[Start of Records shown]

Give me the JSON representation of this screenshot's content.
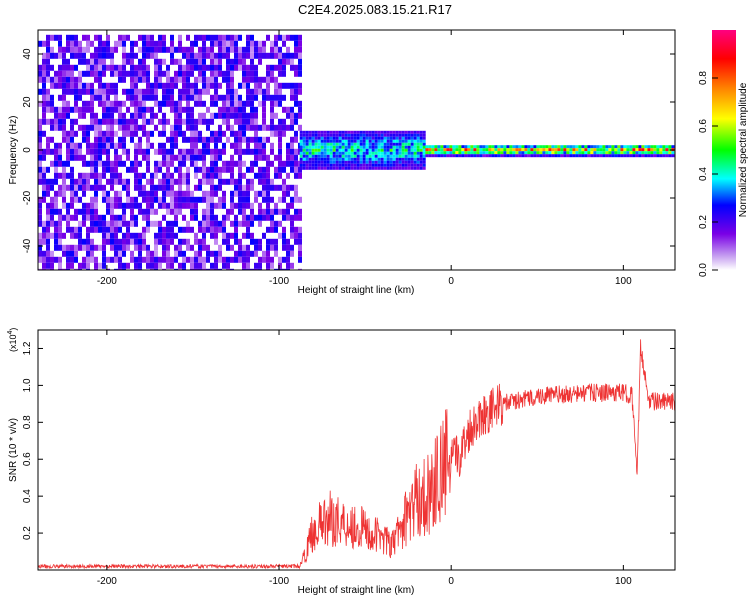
{
  "title": "C2E4.2025.083.15.21.R17",
  "chart_data": [
    {
      "type": "heatmap",
      "title": "C2E4.2025.083.15.21.R17",
      "xlabel": "Height of straight line (km)",
      "ylabel": "Frequency (Hz)",
      "xlim": [
        -240,
        130
      ],
      "ylim": [
        -50,
        50
      ],
      "xticks": [
        -200,
        -100,
        0,
        100
      ],
      "yticks": [
        -40,
        -20,
        0,
        20,
        40
      ],
      "grid": false,
      "colorbar": {
        "label": "Normalized spectral amplitude",
        "range": [
          0,
          1
        ],
        "ticks": [
          0.0,
          0.2,
          0.4,
          0.6,
          0.8
        ],
        "colormap": [
          "#ffffff",
          "#7a00e6",
          "#0000ff",
          "#00ffff",
          "#00ff00",
          "#ffff00",
          "#ff8000",
          "#ff0000",
          "#ff0080"
        ]
      },
      "regions": [
        {
          "x": [
            -240,
            -88
          ],
          "y": [
            -50,
            48
          ],
          "amplitude": [
            0.05,
            0.25
          ],
          "description": "noise"
        },
        {
          "x": [
            -88,
            -15
          ],
          "y": [
            -8,
            8
          ],
          "amplitude": [
            0.2,
            0.5
          ]
        },
        {
          "x": [
            -15,
            130
          ],
          "y": [
            -2,
            2
          ],
          "amplitude": [
            0.4,
            0.95
          ]
        }
      ]
    },
    {
      "type": "line",
      "xlabel": "Height of straight line (km)",
      "ylabel": "SNR (10 * v/v)",
      "y_multiplier_label": "(x10",
      "y_multiplier_exponent": "4",
      "xlim": [
        -240,
        130
      ],
      "ylim": [
        0,
        1.3
      ],
      "xticks": [
        -200,
        -100,
        0,
        100
      ],
      "yticks": [
        0.2,
        0.4,
        0.6,
        0.8,
        1.0,
        1.2
      ],
      "color": "#ee3333",
      "grid": false,
      "series": [
        {
          "x": [
            -240,
            -200,
            -150,
            -100,
            -88,
            -85,
            -80,
            -70,
            -60,
            -50,
            -45,
            -40,
            -35,
            -30,
            -25,
            -20,
            -15,
            -10,
            -5,
            0,
            5,
            10,
            15,
            20,
            25,
            30,
            40,
            50,
            60,
            70,
            80,
            90,
            100,
            105,
            108,
            110,
            115,
            120,
            130
          ],
          "values": [
            0.02,
            0.02,
            0.02,
            0.02,
            0.02,
            0.08,
            0.22,
            0.28,
            0.25,
            0.22,
            0.18,
            0.2,
            0.12,
            0.22,
            0.3,
            0.38,
            0.4,
            0.45,
            0.55,
            0.6,
            0.62,
            0.75,
            0.82,
            0.85,
            0.88,
            0.9,
            0.92,
            0.94,
            0.95,
            0.95,
            0.96,
            0.96,
            0.96,
            0.95,
            0.5,
            1.2,
            0.92,
            0.91,
            0.91
          ]
        }
      ]
    }
  ]
}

[End of Records shown]

Exercise task:
Omit the pictures, and quote the material above exactly as given.

The reply:
Give me the JSON representation of this screenshot's content.
{
  "title": "C2E4.2025.083.15.21.R17",
  "chart_data": [
    {
      "type": "heatmap",
      "title": "C2E4.2025.083.15.21.R17",
      "xlabel": "Height of straight line (km)",
      "ylabel": "Frequency (Hz)",
      "xlim": [
        -240,
        130
      ],
      "ylim": [
        -50,
        50
      ],
      "xticks": [
        -200,
        -100,
        0,
        100
      ],
      "yticks": [
        -40,
        -20,
        0,
        20,
        40
      ],
      "grid": false,
      "colorbar": {
        "label": "Normalized spectral amplitude",
        "range": [
          0,
          1
        ],
        "ticks": [
          0.0,
          0.2,
          0.4,
          0.6,
          0.8
        ],
        "colormap": [
          "#ffffff",
          "#7a00e6",
          "#0000ff",
          "#00ffff",
          "#00ff00",
          "#ffff00",
          "#ff8000",
          "#ff0000",
          "#ff0080"
        ]
      },
      "regions": [
        {
          "x": [
            -240,
            -88
          ],
          "y": [
            -50,
            48
          ],
          "amplitude": [
            0.05,
            0.25
          ],
          "description": "noise"
        },
        {
          "x": [
            -88,
            -15
          ],
          "y": [
            -8,
            8
          ],
          "amplitude": [
            0.2,
            0.5
          ]
        },
        {
          "x": [
            -15,
            130
          ],
          "y": [
            -2,
            2
          ],
          "amplitude": [
            0.4,
            0.95
          ]
        }
      ]
    },
    {
      "type": "line",
      "xlabel": "Height of straight line (km)",
      "ylabel": "SNR (10 * v/v)",
      "y_multiplier_label": "(x10",
      "y_multiplier_exponent": "4",
      "xlim": [
        -240,
        130
      ],
      "ylim": [
        0,
        1.3
      ],
      "xticks": [
        -200,
        -100,
        0,
        100
      ],
      "yticks": [
        0.2,
        0.4,
        0.6,
        0.8,
        1.0,
        1.2
      ],
      "color": "#ee3333",
      "grid": false,
      "series": [
        {
          "x": [
            -240,
            -200,
            -150,
            -100,
            -88,
            -85,
            -80,
            -70,
            -60,
            -50,
            -45,
            -40,
            -35,
            -30,
            -25,
            -20,
            -15,
            -10,
            -5,
            0,
            5,
            10,
            15,
            20,
            25,
            30,
            40,
            50,
            60,
            70,
            80,
            90,
            100,
            105,
            108,
            110,
            115,
            120,
            130
          ],
          "values": [
            0.02,
            0.02,
            0.02,
            0.02,
            0.02,
            0.08,
            0.22,
            0.28,
            0.25,
            0.22,
            0.18,
            0.2,
            0.12,
            0.22,
            0.3,
            0.38,
            0.4,
            0.45,
            0.55,
            0.6,
            0.62,
            0.75,
            0.82,
            0.85,
            0.88,
            0.9,
            0.92,
            0.94,
            0.95,
            0.95,
            0.96,
            0.96,
            0.96,
            0.95,
            0.5,
            1.2,
            0.92,
            0.91,
            0.91
          ]
        }
      ]
    }
  ]
}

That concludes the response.